▶ [What is being asked]: Images should be left out, and everything else in the listing reproduced exactly.

▶ [Dataset records]:
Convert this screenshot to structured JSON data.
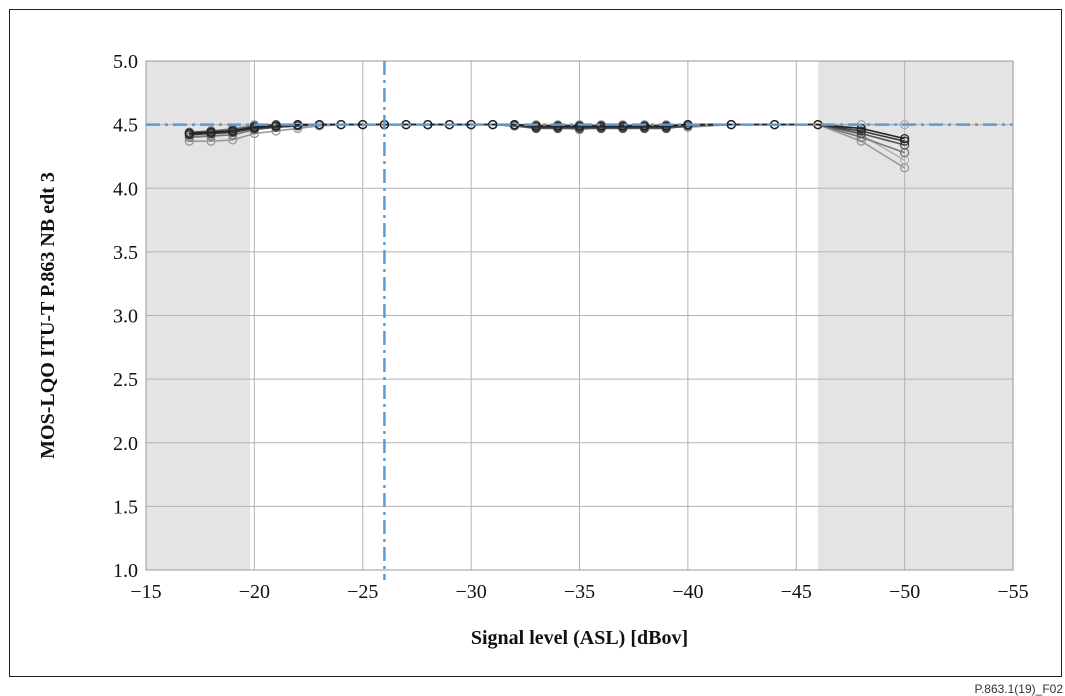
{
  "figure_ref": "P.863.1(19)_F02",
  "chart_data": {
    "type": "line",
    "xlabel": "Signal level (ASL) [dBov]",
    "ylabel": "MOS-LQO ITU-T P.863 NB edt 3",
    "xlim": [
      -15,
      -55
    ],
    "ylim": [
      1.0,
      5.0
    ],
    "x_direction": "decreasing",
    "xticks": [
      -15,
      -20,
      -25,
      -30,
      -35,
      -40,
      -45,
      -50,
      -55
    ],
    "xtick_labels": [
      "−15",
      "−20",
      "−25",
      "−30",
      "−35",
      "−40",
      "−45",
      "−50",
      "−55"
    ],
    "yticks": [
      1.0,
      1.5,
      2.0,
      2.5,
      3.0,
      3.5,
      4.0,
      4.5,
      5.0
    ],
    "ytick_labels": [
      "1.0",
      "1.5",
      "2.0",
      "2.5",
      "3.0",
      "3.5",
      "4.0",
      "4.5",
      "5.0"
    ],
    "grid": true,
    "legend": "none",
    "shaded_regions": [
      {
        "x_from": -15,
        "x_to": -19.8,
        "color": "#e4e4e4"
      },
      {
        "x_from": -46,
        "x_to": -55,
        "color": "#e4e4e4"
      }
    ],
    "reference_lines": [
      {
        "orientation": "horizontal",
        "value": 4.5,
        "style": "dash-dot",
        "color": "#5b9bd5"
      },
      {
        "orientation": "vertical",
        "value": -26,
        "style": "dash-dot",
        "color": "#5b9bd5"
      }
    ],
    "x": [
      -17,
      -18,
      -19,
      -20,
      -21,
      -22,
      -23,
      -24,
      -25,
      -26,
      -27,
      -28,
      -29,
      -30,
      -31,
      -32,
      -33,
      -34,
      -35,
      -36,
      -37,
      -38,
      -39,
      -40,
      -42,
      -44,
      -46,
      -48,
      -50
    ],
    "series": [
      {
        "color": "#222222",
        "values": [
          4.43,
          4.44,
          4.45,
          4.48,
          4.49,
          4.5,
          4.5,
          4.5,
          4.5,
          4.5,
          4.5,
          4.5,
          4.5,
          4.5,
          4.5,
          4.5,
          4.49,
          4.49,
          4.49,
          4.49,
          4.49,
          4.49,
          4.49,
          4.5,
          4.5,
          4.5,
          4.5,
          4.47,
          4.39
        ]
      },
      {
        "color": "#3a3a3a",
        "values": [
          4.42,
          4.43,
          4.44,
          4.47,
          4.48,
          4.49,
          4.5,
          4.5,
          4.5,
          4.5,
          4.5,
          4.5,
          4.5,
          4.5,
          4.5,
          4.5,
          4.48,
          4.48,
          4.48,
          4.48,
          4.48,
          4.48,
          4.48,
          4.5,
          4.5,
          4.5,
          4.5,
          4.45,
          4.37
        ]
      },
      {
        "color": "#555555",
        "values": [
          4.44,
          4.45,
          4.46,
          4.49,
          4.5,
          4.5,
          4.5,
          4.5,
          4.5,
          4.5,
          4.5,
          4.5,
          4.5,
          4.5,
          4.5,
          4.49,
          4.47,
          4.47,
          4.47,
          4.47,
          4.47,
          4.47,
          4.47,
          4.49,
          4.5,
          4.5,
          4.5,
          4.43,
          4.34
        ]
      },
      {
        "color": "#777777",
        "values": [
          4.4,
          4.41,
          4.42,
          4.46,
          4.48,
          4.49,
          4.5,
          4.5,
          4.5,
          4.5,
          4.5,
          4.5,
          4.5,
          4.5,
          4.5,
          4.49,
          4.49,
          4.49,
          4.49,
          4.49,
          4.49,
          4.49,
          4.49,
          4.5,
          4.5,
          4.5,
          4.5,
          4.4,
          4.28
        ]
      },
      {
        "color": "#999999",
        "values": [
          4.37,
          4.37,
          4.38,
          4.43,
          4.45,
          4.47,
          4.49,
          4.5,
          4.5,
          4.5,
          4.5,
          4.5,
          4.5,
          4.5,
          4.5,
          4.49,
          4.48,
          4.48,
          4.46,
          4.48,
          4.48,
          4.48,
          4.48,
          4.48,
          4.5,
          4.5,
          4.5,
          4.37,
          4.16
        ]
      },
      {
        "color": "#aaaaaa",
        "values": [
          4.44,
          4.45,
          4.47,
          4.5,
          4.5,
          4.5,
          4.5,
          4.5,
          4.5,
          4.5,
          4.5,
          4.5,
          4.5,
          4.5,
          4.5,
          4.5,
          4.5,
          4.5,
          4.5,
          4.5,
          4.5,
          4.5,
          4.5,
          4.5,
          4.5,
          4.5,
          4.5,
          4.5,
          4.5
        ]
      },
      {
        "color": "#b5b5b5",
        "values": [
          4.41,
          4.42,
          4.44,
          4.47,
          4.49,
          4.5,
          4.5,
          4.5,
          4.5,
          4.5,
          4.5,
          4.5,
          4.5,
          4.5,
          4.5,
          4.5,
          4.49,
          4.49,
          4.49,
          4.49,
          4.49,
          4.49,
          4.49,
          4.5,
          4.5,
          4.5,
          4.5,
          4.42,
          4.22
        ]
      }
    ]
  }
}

▶ [Complete output]:
Convert this screenshot to structured JSON data.
{
  "figure_ref": "P.863.1(19)_F02",
  "chart_data": {
    "type": "line",
    "xlabel": "Signal level (ASL) [dBov]",
    "ylabel": "MOS-LQO ITU-T P.863 NB edt 3",
    "xlim": [
      -15,
      -55
    ],
    "ylim": [
      1.0,
      5.0
    ],
    "x_direction": "decreasing",
    "xticks": [
      -15,
      -20,
      -25,
      -30,
      -35,
      -40,
      -45,
      -50,
      -55
    ],
    "xtick_labels": [
      "−15",
      "−20",
      "−25",
      "−30",
      "−35",
      "−40",
      "−45",
      "−50",
      "−55"
    ],
    "yticks": [
      1.0,
      1.5,
      2.0,
      2.5,
      3.0,
      3.5,
      4.0,
      4.5,
      5.0
    ],
    "ytick_labels": [
      "1.0",
      "1.5",
      "2.0",
      "2.5",
      "3.0",
      "3.5",
      "4.0",
      "4.5",
      "5.0"
    ],
    "grid": true,
    "legend": "none",
    "shaded_regions": [
      {
        "x_from": -15,
        "x_to": -19.8,
        "color": "#e4e4e4"
      },
      {
        "x_from": -46,
        "x_to": -55,
        "color": "#e4e4e4"
      }
    ],
    "reference_lines": [
      {
        "orientation": "horizontal",
        "value": 4.5,
        "style": "dash-dot",
        "color": "#5b9bd5"
      },
      {
        "orientation": "vertical",
        "value": -26,
        "style": "dash-dot",
        "color": "#5b9bd5"
      }
    ],
    "x": [
      -17,
      -18,
      -19,
      -20,
      -21,
      -22,
      -23,
      -24,
      -25,
      -26,
      -27,
      -28,
      -29,
      -30,
      -31,
      -32,
      -33,
      -34,
      -35,
      -36,
      -37,
      -38,
      -39,
      -40,
      -42,
      -44,
      -46,
      -48,
      -50
    ],
    "series": [
      {
        "color": "#222222",
        "values": [
          4.43,
          4.44,
          4.45,
          4.48,
          4.49,
          4.5,
          4.5,
          4.5,
          4.5,
          4.5,
          4.5,
          4.5,
          4.5,
          4.5,
          4.5,
          4.5,
          4.49,
          4.49,
          4.49,
          4.49,
          4.49,
          4.49,
          4.49,
          4.5,
          4.5,
          4.5,
          4.5,
          4.47,
          4.39
        ]
      },
      {
        "color": "#3a3a3a",
        "values": [
          4.42,
          4.43,
          4.44,
          4.47,
          4.48,
          4.49,
          4.5,
          4.5,
          4.5,
          4.5,
          4.5,
          4.5,
          4.5,
          4.5,
          4.5,
          4.5,
          4.48,
          4.48,
          4.48,
          4.48,
          4.48,
          4.48,
          4.48,
          4.5,
          4.5,
          4.5,
          4.5,
          4.45,
          4.37
        ]
      },
      {
        "color": "#555555",
        "values": [
          4.44,
          4.45,
          4.46,
          4.49,
          4.5,
          4.5,
          4.5,
          4.5,
          4.5,
          4.5,
          4.5,
          4.5,
          4.5,
          4.5,
          4.5,
          4.49,
          4.47,
          4.47,
          4.47,
          4.47,
          4.47,
          4.47,
          4.47,
          4.49,
          4.5,
          4.5,
          4.5,
          4.43,
          4.34
        ]
      },
      {
        "color": "#777777",
        "values": [
          4.4,
          4.41,
          4.42,
          4.46,
          4.48,
          4.49,
          4.5,
          4.5,
          4.5,
          4.5,
          4.5,
          4.5,
          4.5,
          4.5,
          4.5,
          4.49,
          4.49,
          4.49,
          4.49,
          4.49,
          4.49,
          4.49,
          4.49,
          4.5,
          4.5,
          4.5,
          4.5,
          4.4,
          4.28
        ]
      },
      {
        "color": "#999999",
        "values": [
          4.37,
          4.37,
          4.38,
          4.43,
          4.45,
          4.47,
          4.49,
          4.5,
          4.5,
          4.5,
          4.5,
          4.5,
          4.5,
          4.5,
          4.5,
          4.49,
          4.48,
          4.48,
          4.46,
          4.48,
          4.48,
          4.48,
          4.48,
          4.48,
          4.5,
          4.5,
          4.5,
          4.37,
          4.16
        ]
      },
      {
        "color": "#aaaaaa",
        "values": [
          4.44,
          4.45,
          4.47,
          4.5,
          4.5,
          4.5,
          4.5,
          4.5,
          4.5,
          4.5,
          4.5,
          4.5,
          4.5,
          4.5,
          4.5,
          4.5,
          4.5,
          4.5,
          4.5,
          4.5,
          4.5,
          4.5,
          4.5,
          4.5,
          4.5,
          4.5,
          4.5,
          4.5,
          4.5
        ]
      },
      {
        "color": "#b5b5b5",
        "values": [
          4.41,
          4.42,
          4.44,
          4.47,
          4.49,
          4.5,
          4.5,
          4.5,
          4.5,
          4.5,
          4.5,
          4.5,
          4.5,
          4.5,
          4.5,
          4.5,
          4.49,
          4.49,
          4.49,
          4.49,
          4.49,
          4.49,
          4.49,
          4.5,
          4.5,
          4.5,
          4.5,
          4.42,
          4.22
        ]
      }
    ]
  }
}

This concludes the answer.